Task goal. Write out the data below in full, unchanged, minus the images.

Supplied data.

· · · ·

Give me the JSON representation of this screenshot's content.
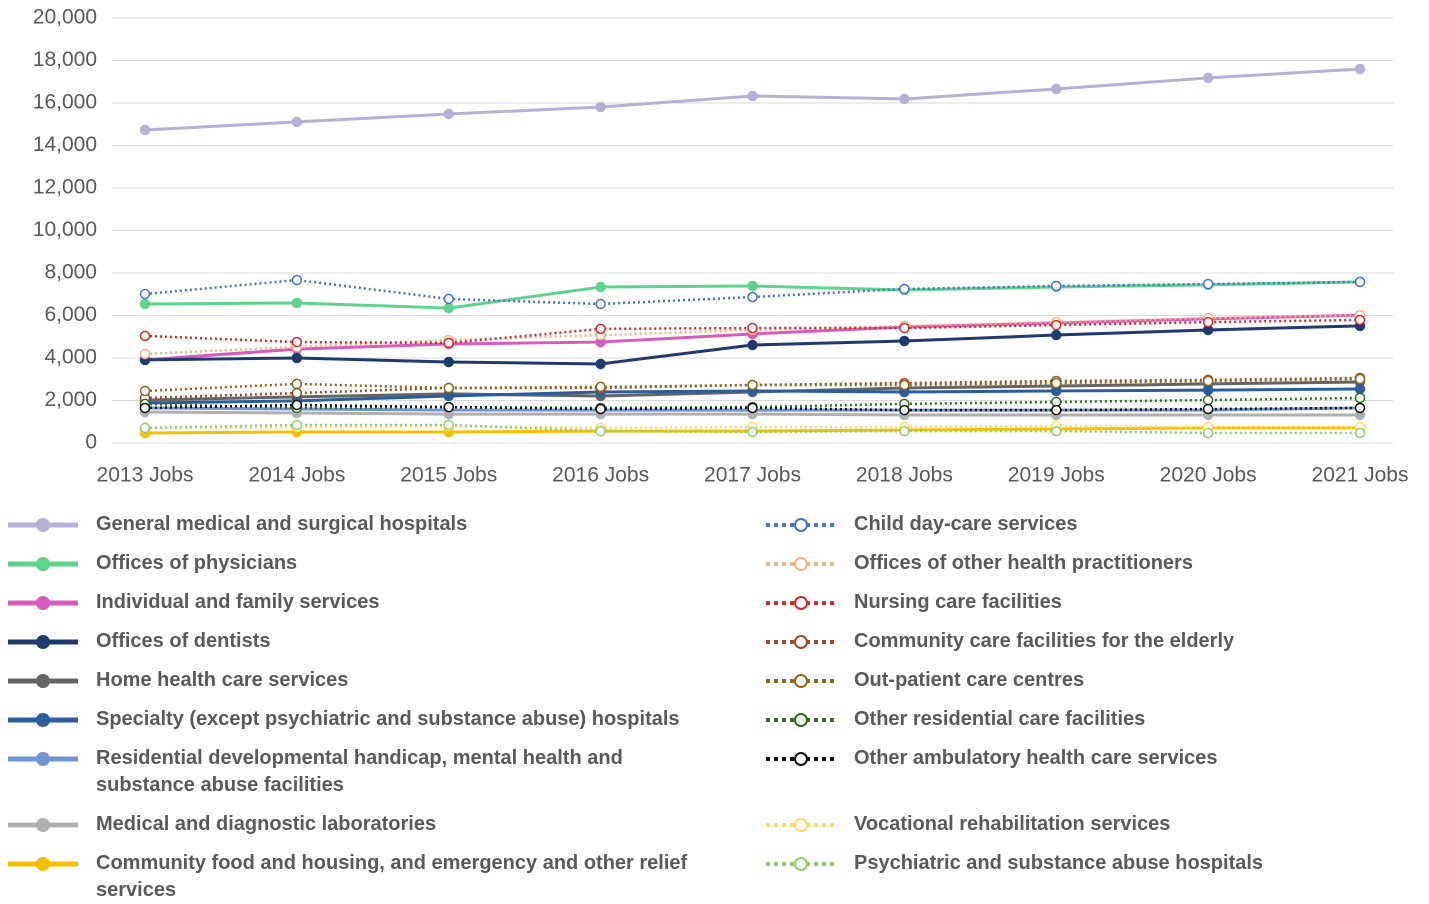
{
  "chart_data": {
    "type": "line",
    "categories": [
      "2013 Jobs",
      "2014 Jobs",
      "2015 Jobs",
      "2016 Jobs",
      "2017 Jobs",
      "2018 Jobs",
      "2019 Jobs",
      "2020 Jobs",
      "2021 Jobs"
    ],
    "ylim": [
      0,
      20000
    ],
    "yticks": [
      {
        "value": 0,
        "label": "0"
      },
      {
        "value": 2000,
        "label": "2,000"
      },
      {
        "value": 4000,
        "label": "4,000"
      },
      {
        "value": 6000,
        "label": "6,000"
      },
      {
        "value": 8000,
        "label": "8,000"
      },
      {
        "value": 10000,
        "label": "10,000"
      },
      {
        "value": 12000,
        "label": "12,000"
      },
      {
        "value": 14000,
        "label": "14,000"
      },
      {
        "value": 16000,
        "label": "16,000"
      },
      {
        "value": 18000,
        "label": "18,000"
      },
      {
        "value": 20000,
        "label": "20,000"
      }
    ],
    "grid": true,
    "legend": "bottom",
    "series": [
      {
        "name": "General medical and surgical hospitals",
        "color": "#b4b1d9",
        "style": "solid",
        "values": [
          14730,
          15110,
          15480,
          15810,
          16330,
          16190,
          16660,
          17180,
          17600
        ]
      },
      {
        "name": "Offices of physicians",
        "color": "#5ed38c",
        "style": "solid",
        "values": [
          6540,
          6590,
          6350,
          7340,
          7390,
          7200,
          7340,
          7440,
          7580
        ]
      },
      {
        "name": "Individual and family services",
        "color": "#d65bbd",
        "style": "solid",
        "values": [
          3910,
          4420,
          4660,
          4750,
          5130,
          5460,
          5650,
          5840,
          6020
        ]
      },
      {
        "name": "Offices of dentists",
        "color": "#1f3a6e",
        "style": "solid",
        "values": [
          3910,
          4000,
          3810,
          3720,
          4610,
          4800,
          5080,
          5320,
          5510
        ]
      },
      {
        "name": "Home health care services",
        "color": "#646464",
        "style": "solid",
        "values": [
          2020,
          2170,
          2310,
          2210,
          2400,
          2590,
          2680,
          2780,
          2870
        ]
      },
      {
        "name": "Specialty (except psychiatric and substance abuse) hospitals",
        "color": "#2a5d9c",
        "style": "solid",
        "values": [
          1880,
          1980,
          2210,
          2400,
          2450,
          2400,
          2450,
          2490,
          2540
        ]
      },
      {
        "name": "Residential developmental handicap, mental health and substance abuse facilities",
        "color": "#6e95d6",
        "style": "solid",
        "values": [
          1650,
          1600,
          1550,
          1550,
          1550,
          1550,
          1550,
          1550,
          1650
        ]
      },
      {
        "name": "Medical and diagnostic laboratories",
        "color": "#b0b0b0",
        "style": "solid",
        "values": [
          1460,
          1410,
          1360,
          1360,
          1360,
          1320,
          1320,
          1320,
          1320
        ]
      },
      {
        "name": "Community food and housing, and emergency and other relief services",
        "color": "#f5c000",
        "style": "solid",
        "values": [
          470,
          520,
          520,
          560,
          560,
          610,
          660,
          710,
          710
        ]
      },
      {
        "name": "Child day-care services",
        "color": "#4472c4",
        "style": "dotted",
        "values": [
          7010,
          7670,
          6780,
          6540,
          6870,
          7250,
          7390,
          7480,
          7580
        ]
      },
      {
        "name": "Offices of other health practitioners",
        "color": "#f4b183",
        "style": "dotted",
        "values": [
          4190,
          4520,
          4850,
          5080,
          5320,
          5510,
          5690,
          5880,
          6020
        ]
      },
      {
        "name": "Nursing care facilities",
        "color": "#d62728",
        "style": "dotted",
        "values": [
          5040,
          4750,
          4710,
          5370,
          5410,
          5410,
          5550,
          5690,
          5790
        ]
      },
      {
        "name": "Community care facilities for the elderly",
        "color": "#9c4a24",
        "style": "dotted",
        "values": [
          2120,
          2350,
          2590,
          2590,
          2730,
          2820,
          2920,
          2970,
          3060
        ]
      },
      {
        "name": "Out-patient care centres",
        "color": "#8b6914",
        "style": "dotted",
        "values": [
          2450,
          2780,
          2590,
          2640,
          2730,
          2730,
          2820,
          2920,
          3010
        ]
      },
      {
        "name": "Other residential care facilities",
        "color": "#2e6b1f",
        "style": "dotted",
        "values": [
          1840,
          1650,
          1690,
          1650,
          1690,
          1840,
          1930,
          2020,
          2120
        ]
      },
      {
        "name": "Other ambulatory health care services",
        "color": "#111111",
        "style": "dotted",
        "values": [
          1650,
          1790,
          1690,
          1600,
          1650,
          1550,
          1550,
          1600,
          1650
        ]
      },
      {
        "name": "Vocational rehabilitation services",
        "color": "#ffd966",
        "style": "dotted",
        "values": [
          710,
          750,
          800,
          710,
          750,
          750,
          800,
          750,
          750
        ]
      },
      {
        "name": "Psychiatric and substance abuse hospitals",
        "color": "#8fce6a",
        "style": "dotted",
        "values": [
          710,
          850,
          850,
          560,
          520,
          560,
          560,
          470,
          470
        ]
      }
    ]
  }
}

· · · ·

Written solution.
Give me the JSON representation of this screenshot's content.
{
  "chart_data": {
    "type": "line",
    "categories": [
      "2013 Jobs",
      "2014 Jobs",
      "2015 Jobs",
      "2016 Jobs",
      "2017 Jobs",
      "2018 Jobs",
      "2019 Jobs",
      "2020 Jobs",
      "2021 Jobs"
    ],
    "ylim": [
      0,
      20000
    ],
    "yticks": [
      {
        "value": 0,
        "label": "0"
      },
      {
        "value": 2000,
        "label": "2,000"
      },
      {
        "value": 4000,
        "label": "4,000"
      },
      {
        "value": 6000,
        "label": "6,000"
      },
      {
        "value": 8000,
        "label": "8,000"
      },
      {
        "value": 10000,
        "label": "10,000"
      },
      {
        "value": 12000,
        "label": "12,000"
      },
      {
        "value": 14000,
        "label": "14,000"
      },
      {
        "value": 16000,
        "label": "16,000"
      },
      {
        "value": 18000,
        "label": "18,000"
      },
      {
        "value": 20000,
        "label": "20,000"
      }
    ],
    "grid": true,
    "legend": "bottom",
    "series": [
      {
        "name": "General medical and surgical hospitals",
        "color": "#b4b1d9",
        "style": "solid",
        "values": [
          14730,
          15110,
          15480,
          15810,
          16330,
          16190,
          16660,
          17180,
          17600
        ]
      },
      {
        "name": "Offices of physicians",
        "color": "#5ed38c",
        "style": "solid",
        "values": [
          6540,
          6590,
          6350,
          7340,
          7390,
          7200,
          7340,
          7440,
          7580
        ]
      },
      {
        "name": "Individual and family services",
        "color": "#d65bbd",
        "style": "solid",
        "values": [
          3910,
          4420,
          4660,
          4750,
          5130,
          5460,
          5650,
          5840,
          6020
        ]
      },
      {
        "name": "Offices of dentists",
        "color": "#1f3a6e",
        "style": "solid",
        "values": [
          3910,
          4000,
          3810,
          3720,
          4610,
          4800,
          5080,
          5320,
          5510
        ]
      },
      {
        "name": "Home health care services",
        "color": "#646464",
        "style": "solid",
        "values": [
          2020,
          2170,
          2310,
          2210,
          2400,
          2590,
          2680,
          2780,
          2870
        ]
      },
      {
        "name": "Specialty (except psychiatric and substance abuse) hospitals",
        "color": "#2a5d9c",
        "style": "solid",
        "values": [
          1880,
          1980,
          2210,
          2400,
          2450,
          2400,
          2450,
          2490,
          2540
        ]
      },
      {
        "name": "Residential developmental handicap, mental health and substance abuse facilities",
        "color": "#6e95d6",
        "style": "solid",
        "values": [
          1650,
          1600,
          1550,
          1550,
          1550,
          1550,
          1550,
          1550,
          1650
        ]
      },
      {
        "name": "Medical and diagnostic laboratories",
        "color": "#b0b0b0",
        "style": "solid",
        "values": [
          1460,
          1410,
          1360,
          1360,
          1360,
          1320,
          1320,
          1320,
          1320
        ]
      },
      {
        "name": "Community food and housing, and emergency and other relief services",
        "color": "#f5c000",
        "style": "solid",
        "values": [
          470,
          520,
          520,
          560,
          560,
          610,
          660,
          710,
          710
        ]
      },
      {
        "name": "Child day-care services",
        "color": "#4472c4",
        "style": "dotted",
        "values": [
          7010,
          7670,
          6780,
          6540,
          6870,
          7250,
          7390,
          7480,
          7580
        ]
      },
      {
        "name": "Offices of other health practitioners",
        "color": "#f4b183",
        "style": "dotted",
        "values": [
          4190,
          4520,
          4850,
          5080,
          5320,
          5510,
          5690,
          5880,
          6020
        ]
      },
      {
        "name": "Nursing care facilities",
        "color": "#d62728",
        "style": "dotted",
        "values": [
          5040,
          4750,
          4710,
          5370,
          5410,
          5410,
          5550,
          5690,
          5790
        ]
      },
      {
        "name": "Community care facilities for the elderly",
        "color": "#9c4a24",
        "style": "dotted",
        "values": [
          2120,
          2350,
          2590,
          2590,
          2730,
          2820,
          2920,
          2970,
          3060
        ]
      },
      {
        "name": "Out-patient care centres",
        "color": "#8b6914",
        "style": "dotted",
        "values": [
          2450,
          2780,
          2590,
          2640,
          2730,
          2730,
          2820,
          2920,
          3010
        ]
      },
      {
        "name": "Other residential care facilities",
        "color": "#2e6b1f",
        "style": "dotted",
        "values": [
          1840,
          1650,
          1690,
          1650,
          1690,
          1840,
          1930,
          2020,
          2120
        ]
      },
      {
        "name": "Other ambulatory health care services",
        "color": "#111111",
        "style": "dotted",
        "values": [
          1650,
          1790,
          1690,
          1600,
          1650,
          1550,
          1550,
          1600,
          1650
        ]
      },
      {
        "name": "Vocational rehabilitation services",
        "color": "#ffd966",
        "style": "dotted",
        "values": [
          710,
          750,
          800,
          710,
          750,
          750,
          800,
          750,
          750
        ]
      },
      {
        "name": "Psychiatric and substance abuse hospitals",
        "color": "#8fce6a",
        "style": "dotted",
        "values": [
          710,
          850,
          850,
          560,
          520,
          560,
          560,
          470,
          470
        ]
      }
    ]
  }
}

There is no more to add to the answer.